Records about charts and figures:
● ● ● ● ● ● ●
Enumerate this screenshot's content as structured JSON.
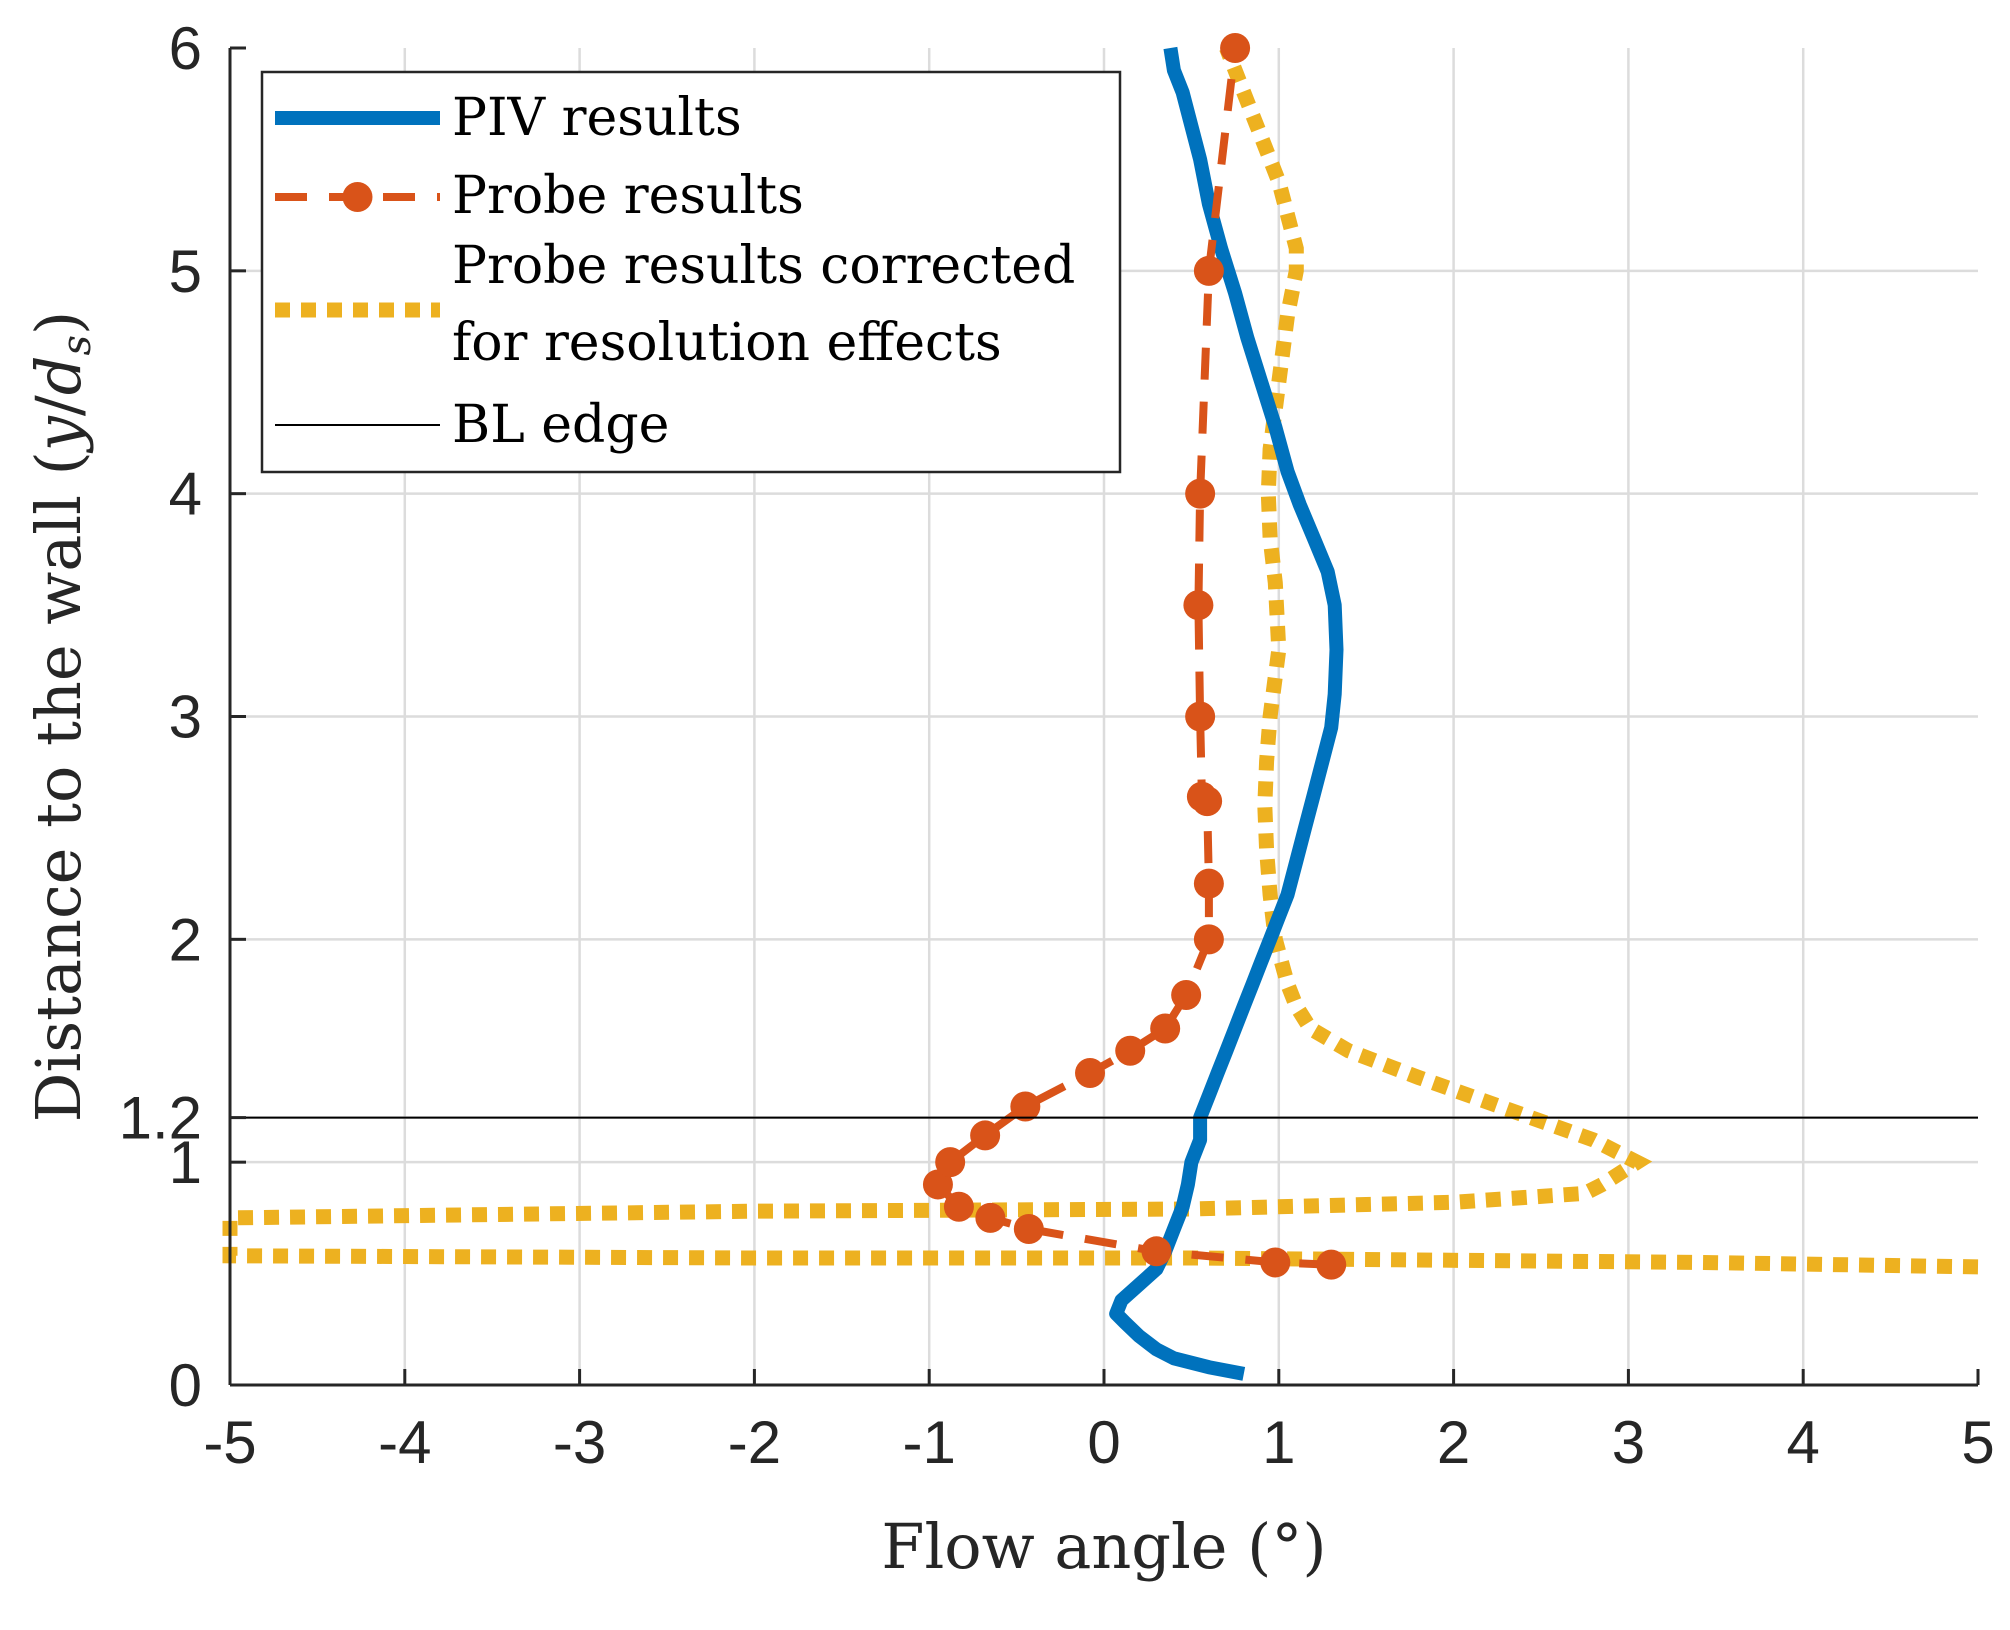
{
  "chart_data": {
    "type": "line",
    "xlabel": "Flow angle (°)",
    "ylabel": "Distance to the wall (y/d_s)",
    "ylabel_main": "Distance to the wall (",
    "ylabel_var_y": "y",
    "ylabel_var_d": "d",
    "ylabel_var_sub": "s",
    "xlim": [
      -5,
      5
    ],
    "ylim": [
      0,
      6
    ],
    "grid": true,
    "legend_position": "top-left",
    "xticks": [
      {
        "value": -5,
        "label": "-5"
      },
      {
        "value": -4,
        "label": "-4"
      },
      {
        "value": -3,
        "label": "-3"
      },
      {
        "value": -2,
        "label": "-2"
      },
      {
        "value": -1,
        "label": "-1"
      },
      {
        "value": 0,
        "label": "0"
      },
      {
        "value": 1,
        "label": "1"
      },
      {
        "value": 2,
        "label": "2"
      },
      {
        "value": 3,
        "label": "3"
      },
      {
        "value": 4,
        "label": "4"
      },
      {
        "value": 5,
        "label": "5"
      }
    ],
    "yticks": [
      {
        "value": 0,
        "label": "0"
      },
      {
        "value": 1,
        "label": "1"
      },
      {
        "value": 1.2,
        "label": "1.2"
      },
      {
        "value": 2,
        "label": "2"
      },
      {
        "value": 3,
        "label": "3"
      },
      {
        "value": 4,
        "label": "4"
      },
      {
        "value": 5,
        "label": "5"
      },
      {
        "value": 6,
        "label": "6"
      }
    ],
    "series": [
      {
        "name": "PIV results",
        "color": "#0072BD",
        "style": "solid",
        "x": [
          0.8,
          0.6,
          0.4,
          0.3,
          0.2,
          0.12,
          0.07,
          0.1,
          0.2,
          0.3,
          0.35,
          0.4,
          0.45,
          0.48,
          0.5,
          0.55,
          0.55,
          0.6,
          0.65,
          0.7,
          0.75,
          0.8,
          0.85,
          0.9,
          0.95,
          1.0,
          1.05,
          1.1,
          1.15,
          1.2,
          1.25,
          1.3,
          1.32,
          1.33,
          1.32,
          1.28,
          1.2,
          1.12,
          1.05,
          0.98,
          0.9,
          0.82,
          0.75,
          0.67,
          0.6,
          0.55,
          0.5,
          0.45,
          0.4,
          0.38
        ],
        "y": [
          0.05,
          0.08,
          0.12,
          0.16,
          0.22,
          0.28,
          0.32,
          0.38,
          0.45,
          0.52,
          0.6,
          0.7,
          0.8,
          0.9,
          1.0,
          1.1,
          1.2,
          1.3,
          1.4,
          1.5,
          1.6,
          1.7,
          1.8,
          1.9,
          2.0,
          2.1,
          2.2,
          2.35,
          2.5,
          2.65,
          2.8,
          2.95,
          3.1,
          3.3,
          3.5,
          3.65,
          3.8,
          3.95,
          4.1,
          4.3,
          4.5,
          4.7,
          4.9,
          5.1,
          5.3,
          5.5,
          5.65,
          5.8,
          5.9,
          6.0
        ]
      },
      {
        "name": "Probe results",
        "color": "#D95319",
        "style": "dashed",
        "markers": true,
        "x": [
          1.3,
          0.98,
          0.3,
          -0.43,
          -0.65,
          -0.83,
          -0.95,
          -0.88,
          -0.68,
          -0.45,
          -0.08,
          0.15,
          0.35,
          0.47,
          0.6,
          0.6,
          0.59,
          0.56,
          0.55,
          0.54,
          0.55,
          0.6,
          0.75
        ],
        "y": [
          0.54,
          0.55,
          0.6,
          0.7,
          0.75,
          0.8,
          0.9,
          1.0,
          1.12,
          1.25,
          1.4,
          1.5,
          1.6,
          1.75,
          2.0,
          2.25,
          2.62,
          2.64,
          3.0,
          3.5,
          4.0,
          5.0,
          6.0
        ]
      },
      {
        "name": "Probe results corrected for resolution effects",
        "name_line1": "Probe results corrected",
        "name_line2": "for resolution effects",
        "color": "#EDB120",
        "style": "dotted",
        "x": [
          5.0,
          3.4,
          0.5,
          -2.0,
          -5.0,
          -5.0,
          -2.0,
          0.5,
          2.0,
          2.75,
          2.85,
          3.05,
          2.8,
          2.3,
          1.8,
          1.4,
          1.18,
          1.1,
          1.05,
          0.98,
          0.95,
          0.93,
          0.92,
          0.93,
          0.95,
          1.0,
          0.98,
          0.95,
          0.94,
          0.95,
          1.0,
          1.05,
          1.1,
          1.1,
          1.0,
          0.8,
          0.7
        ],
        "y": [
          0.53,
          0.55,
          0.57,
          0.57,
          0.58,
          0.75,
          0.78,
          0.79,
          0.82,
          0.86,
          0.9,
          1.0,
          1.1,
          1.24,
          1.38,
          1.5,
          1.6,
          1.7,
          1.8,
          2.0,
          2.2,
          2.4,
          2.6,
          2.8,
          3.0,
          3.3,
          3.6,
          3.8,
          4.0,
          4.2,
          4.5,
          4.8,
          5.0,
          5.1,
          5.4,
          5.8,
          6.0
        ]
      },
      {
        "name": "BL edge",
        "color": "#000000",
        "style": "solid-thin",
        "x": [
          -5,
          5
        ],
        "y": [
          1.2,
          1.2
        ]
      }
    ]
  }
}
● ● ● ● ● ● ●
■ **Short problem**
Each line containing the word "resolution" counts once; report the total alone.

■ **Exercise result**
2